**Source data**
━━━━━━━━━━━━━━━━

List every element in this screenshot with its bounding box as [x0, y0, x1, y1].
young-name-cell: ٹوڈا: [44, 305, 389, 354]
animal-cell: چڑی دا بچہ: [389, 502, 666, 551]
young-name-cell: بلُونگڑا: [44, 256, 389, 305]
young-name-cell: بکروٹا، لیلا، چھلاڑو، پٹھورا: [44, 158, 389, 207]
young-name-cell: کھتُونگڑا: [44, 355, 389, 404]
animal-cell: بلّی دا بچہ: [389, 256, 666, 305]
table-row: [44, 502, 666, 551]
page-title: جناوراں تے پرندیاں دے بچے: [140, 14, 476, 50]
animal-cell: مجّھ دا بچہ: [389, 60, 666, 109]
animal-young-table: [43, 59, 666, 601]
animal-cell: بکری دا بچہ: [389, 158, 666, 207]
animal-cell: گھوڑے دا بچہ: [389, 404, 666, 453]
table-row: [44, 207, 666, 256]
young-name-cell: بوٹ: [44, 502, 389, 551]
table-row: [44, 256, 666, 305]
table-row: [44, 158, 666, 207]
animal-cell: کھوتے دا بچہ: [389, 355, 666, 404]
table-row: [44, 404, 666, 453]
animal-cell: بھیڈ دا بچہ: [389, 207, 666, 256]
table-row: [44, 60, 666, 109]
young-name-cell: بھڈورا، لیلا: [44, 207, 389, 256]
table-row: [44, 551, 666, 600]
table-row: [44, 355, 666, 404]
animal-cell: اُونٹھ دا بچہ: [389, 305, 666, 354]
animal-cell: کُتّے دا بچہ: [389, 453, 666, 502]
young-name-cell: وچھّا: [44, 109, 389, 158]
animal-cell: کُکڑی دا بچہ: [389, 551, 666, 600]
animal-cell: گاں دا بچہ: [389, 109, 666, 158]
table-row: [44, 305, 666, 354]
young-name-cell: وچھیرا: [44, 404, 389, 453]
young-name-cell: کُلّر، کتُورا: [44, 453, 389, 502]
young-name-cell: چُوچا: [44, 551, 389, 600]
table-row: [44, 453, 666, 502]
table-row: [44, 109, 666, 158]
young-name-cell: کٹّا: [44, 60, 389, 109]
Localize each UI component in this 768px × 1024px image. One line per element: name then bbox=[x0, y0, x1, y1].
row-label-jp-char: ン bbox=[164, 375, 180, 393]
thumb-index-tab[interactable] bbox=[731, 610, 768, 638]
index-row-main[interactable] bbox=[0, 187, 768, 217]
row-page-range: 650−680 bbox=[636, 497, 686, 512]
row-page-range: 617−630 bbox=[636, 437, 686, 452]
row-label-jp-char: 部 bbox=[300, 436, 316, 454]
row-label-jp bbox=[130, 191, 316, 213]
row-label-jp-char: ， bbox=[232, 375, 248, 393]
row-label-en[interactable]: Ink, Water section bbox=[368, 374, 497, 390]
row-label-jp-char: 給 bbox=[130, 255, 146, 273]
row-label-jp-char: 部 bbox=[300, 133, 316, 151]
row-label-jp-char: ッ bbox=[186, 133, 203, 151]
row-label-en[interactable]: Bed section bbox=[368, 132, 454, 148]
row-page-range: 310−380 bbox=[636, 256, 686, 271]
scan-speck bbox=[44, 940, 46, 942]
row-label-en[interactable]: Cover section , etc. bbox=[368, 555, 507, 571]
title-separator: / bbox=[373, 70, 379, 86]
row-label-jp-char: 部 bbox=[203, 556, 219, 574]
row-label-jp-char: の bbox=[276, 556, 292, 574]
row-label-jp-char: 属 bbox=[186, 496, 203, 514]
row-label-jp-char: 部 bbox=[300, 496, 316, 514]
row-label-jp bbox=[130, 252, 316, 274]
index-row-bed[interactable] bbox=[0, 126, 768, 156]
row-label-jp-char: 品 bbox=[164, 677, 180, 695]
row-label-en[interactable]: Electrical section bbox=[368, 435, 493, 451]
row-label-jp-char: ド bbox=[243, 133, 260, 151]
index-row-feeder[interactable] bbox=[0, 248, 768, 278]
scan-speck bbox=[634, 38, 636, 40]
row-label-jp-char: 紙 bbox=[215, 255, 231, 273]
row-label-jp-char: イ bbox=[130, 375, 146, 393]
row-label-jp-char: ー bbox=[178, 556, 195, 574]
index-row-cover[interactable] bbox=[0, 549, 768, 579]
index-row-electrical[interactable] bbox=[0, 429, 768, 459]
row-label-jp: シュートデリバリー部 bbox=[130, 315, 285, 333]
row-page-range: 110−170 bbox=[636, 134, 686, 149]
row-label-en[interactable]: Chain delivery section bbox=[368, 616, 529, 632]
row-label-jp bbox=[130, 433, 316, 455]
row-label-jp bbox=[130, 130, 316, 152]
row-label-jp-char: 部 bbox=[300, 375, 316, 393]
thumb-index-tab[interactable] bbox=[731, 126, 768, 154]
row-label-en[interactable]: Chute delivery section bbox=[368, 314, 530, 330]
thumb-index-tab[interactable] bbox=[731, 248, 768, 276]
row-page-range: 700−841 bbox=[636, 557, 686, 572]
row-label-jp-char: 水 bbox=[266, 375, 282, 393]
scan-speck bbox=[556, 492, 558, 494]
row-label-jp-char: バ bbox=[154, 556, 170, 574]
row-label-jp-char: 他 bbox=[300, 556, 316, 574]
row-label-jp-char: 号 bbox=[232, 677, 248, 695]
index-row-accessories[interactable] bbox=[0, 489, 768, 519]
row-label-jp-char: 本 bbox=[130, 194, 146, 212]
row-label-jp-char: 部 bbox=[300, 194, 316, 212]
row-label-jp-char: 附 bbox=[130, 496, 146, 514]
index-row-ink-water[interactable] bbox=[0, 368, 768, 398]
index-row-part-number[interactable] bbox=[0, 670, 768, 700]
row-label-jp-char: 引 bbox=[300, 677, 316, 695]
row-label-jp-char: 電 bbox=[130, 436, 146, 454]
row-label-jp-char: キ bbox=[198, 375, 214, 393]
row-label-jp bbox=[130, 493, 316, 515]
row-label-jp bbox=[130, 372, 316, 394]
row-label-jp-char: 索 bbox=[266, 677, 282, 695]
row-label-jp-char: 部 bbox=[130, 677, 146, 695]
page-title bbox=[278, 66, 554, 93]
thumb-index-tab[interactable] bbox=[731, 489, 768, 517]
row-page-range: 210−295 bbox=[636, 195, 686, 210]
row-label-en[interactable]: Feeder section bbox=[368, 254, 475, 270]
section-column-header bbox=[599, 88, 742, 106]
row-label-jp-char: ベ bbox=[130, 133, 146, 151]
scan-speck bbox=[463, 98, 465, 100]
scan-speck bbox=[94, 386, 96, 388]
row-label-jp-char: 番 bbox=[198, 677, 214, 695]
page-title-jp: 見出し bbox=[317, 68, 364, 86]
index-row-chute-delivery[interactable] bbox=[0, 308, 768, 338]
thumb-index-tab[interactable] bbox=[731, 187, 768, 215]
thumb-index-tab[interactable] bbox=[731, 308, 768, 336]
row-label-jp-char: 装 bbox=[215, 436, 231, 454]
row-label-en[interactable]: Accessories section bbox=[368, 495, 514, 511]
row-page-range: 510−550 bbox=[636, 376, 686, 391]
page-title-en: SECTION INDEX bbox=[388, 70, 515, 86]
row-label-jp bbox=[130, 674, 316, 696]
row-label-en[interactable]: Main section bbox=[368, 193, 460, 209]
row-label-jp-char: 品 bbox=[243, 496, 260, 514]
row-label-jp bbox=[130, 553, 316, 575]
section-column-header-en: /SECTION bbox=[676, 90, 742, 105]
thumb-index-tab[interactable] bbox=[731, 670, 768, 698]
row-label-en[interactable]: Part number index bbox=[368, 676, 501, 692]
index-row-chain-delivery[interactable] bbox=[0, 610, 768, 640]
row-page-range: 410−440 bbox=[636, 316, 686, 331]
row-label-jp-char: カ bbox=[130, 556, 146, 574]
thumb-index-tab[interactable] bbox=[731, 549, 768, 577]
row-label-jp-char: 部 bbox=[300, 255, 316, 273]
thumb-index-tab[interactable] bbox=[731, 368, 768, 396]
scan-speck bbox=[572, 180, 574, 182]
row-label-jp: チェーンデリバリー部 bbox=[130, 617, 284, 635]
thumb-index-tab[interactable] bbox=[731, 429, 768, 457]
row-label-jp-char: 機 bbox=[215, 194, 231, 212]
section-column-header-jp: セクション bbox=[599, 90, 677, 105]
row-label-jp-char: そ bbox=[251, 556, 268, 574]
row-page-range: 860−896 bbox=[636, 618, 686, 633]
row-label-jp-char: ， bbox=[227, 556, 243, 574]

━━━━━━━━━━━━━━━━

**Requirement**
Copy the entries above word for word, starting with their first line and ending with the line that contains "young-name-cell: کھتُونگڑا: [44, 355, 389, 404]", including that line.

**Solution**
List every element in this screenshot with its bounding box as [x0, y0, x1, y1].
young-name-cell: ٹوڈا: [44, 305, 389, 354]
animal-cell: چڑی دا بچہ: [389, 502, 666, 551]
young-name-cell: بلُونگڑا: [44, 256, 389, 305]
young-name-cell: بکروٹا، لیلا، چھلاڑو، پٹھورا: [44, 158, 389, 207]
young-name-cell: کھتُونگڑا: [44, 355, 389, 404]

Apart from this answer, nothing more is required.